Data for processing:
## begin

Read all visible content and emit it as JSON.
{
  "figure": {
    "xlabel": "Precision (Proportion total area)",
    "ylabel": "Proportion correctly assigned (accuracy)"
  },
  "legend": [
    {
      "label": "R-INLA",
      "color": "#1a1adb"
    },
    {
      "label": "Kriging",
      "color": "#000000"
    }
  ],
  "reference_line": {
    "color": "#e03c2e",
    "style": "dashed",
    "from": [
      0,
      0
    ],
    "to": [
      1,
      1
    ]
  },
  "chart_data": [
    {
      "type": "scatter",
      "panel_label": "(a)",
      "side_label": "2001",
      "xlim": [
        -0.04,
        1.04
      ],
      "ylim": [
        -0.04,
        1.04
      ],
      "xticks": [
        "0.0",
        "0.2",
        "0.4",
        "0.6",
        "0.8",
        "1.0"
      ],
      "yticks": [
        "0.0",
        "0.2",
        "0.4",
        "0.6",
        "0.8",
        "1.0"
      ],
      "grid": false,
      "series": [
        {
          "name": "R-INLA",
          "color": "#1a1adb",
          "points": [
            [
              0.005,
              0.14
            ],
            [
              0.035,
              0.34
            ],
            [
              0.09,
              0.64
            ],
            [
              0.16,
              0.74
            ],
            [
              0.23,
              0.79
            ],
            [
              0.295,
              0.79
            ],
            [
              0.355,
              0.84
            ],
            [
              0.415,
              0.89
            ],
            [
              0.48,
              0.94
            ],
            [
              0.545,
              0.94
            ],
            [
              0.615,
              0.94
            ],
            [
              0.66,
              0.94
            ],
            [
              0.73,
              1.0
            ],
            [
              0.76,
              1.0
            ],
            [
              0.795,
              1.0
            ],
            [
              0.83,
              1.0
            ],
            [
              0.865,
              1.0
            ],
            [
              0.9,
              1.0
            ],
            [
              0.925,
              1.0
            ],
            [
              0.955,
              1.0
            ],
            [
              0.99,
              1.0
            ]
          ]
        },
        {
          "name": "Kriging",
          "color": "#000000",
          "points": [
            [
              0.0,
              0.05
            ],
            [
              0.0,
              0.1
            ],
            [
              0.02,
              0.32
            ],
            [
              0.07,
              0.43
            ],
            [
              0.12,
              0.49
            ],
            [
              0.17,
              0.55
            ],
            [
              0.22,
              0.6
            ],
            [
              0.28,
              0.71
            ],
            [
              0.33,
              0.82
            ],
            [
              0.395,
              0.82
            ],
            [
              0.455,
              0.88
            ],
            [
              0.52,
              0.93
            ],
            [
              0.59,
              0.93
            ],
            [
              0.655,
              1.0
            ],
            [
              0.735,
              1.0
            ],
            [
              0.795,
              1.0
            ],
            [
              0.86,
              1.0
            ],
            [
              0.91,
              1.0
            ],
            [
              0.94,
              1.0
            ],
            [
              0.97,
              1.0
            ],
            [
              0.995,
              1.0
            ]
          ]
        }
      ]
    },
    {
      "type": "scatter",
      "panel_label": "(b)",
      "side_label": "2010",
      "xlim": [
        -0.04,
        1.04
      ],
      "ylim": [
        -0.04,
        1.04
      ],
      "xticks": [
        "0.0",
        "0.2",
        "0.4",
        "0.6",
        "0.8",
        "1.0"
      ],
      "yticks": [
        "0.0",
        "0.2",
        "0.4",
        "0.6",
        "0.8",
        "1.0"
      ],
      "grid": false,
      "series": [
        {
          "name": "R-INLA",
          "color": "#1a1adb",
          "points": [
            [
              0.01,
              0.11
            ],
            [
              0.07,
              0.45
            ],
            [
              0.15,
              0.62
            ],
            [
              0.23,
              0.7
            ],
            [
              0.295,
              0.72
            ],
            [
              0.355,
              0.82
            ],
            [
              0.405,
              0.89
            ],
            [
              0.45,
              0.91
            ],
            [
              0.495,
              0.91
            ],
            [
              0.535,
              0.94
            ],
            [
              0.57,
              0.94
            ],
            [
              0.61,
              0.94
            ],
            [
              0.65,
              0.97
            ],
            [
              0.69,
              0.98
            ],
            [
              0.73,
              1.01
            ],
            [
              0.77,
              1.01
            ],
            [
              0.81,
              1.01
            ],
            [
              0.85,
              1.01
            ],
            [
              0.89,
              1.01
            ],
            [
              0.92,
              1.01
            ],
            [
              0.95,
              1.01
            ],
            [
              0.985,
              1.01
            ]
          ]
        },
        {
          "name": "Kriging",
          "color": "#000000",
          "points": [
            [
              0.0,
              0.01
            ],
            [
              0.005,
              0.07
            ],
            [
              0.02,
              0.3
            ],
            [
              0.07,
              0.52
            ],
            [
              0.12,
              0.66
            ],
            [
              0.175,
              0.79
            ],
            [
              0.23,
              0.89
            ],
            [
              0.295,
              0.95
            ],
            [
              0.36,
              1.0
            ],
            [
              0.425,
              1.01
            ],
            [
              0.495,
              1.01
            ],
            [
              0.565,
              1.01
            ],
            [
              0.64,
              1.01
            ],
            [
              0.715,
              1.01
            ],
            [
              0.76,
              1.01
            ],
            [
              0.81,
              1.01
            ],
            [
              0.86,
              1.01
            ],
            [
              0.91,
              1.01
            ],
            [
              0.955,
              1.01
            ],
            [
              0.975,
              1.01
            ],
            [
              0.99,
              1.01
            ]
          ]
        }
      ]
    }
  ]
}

## end

Exercise details: Scan the material for lines with the word "Proportion", and copy each line you find.

The output:
    "xlabel": "Precision (Proportion total area)",
    "ylabel": "Proportion correctly assigned (accuracy)"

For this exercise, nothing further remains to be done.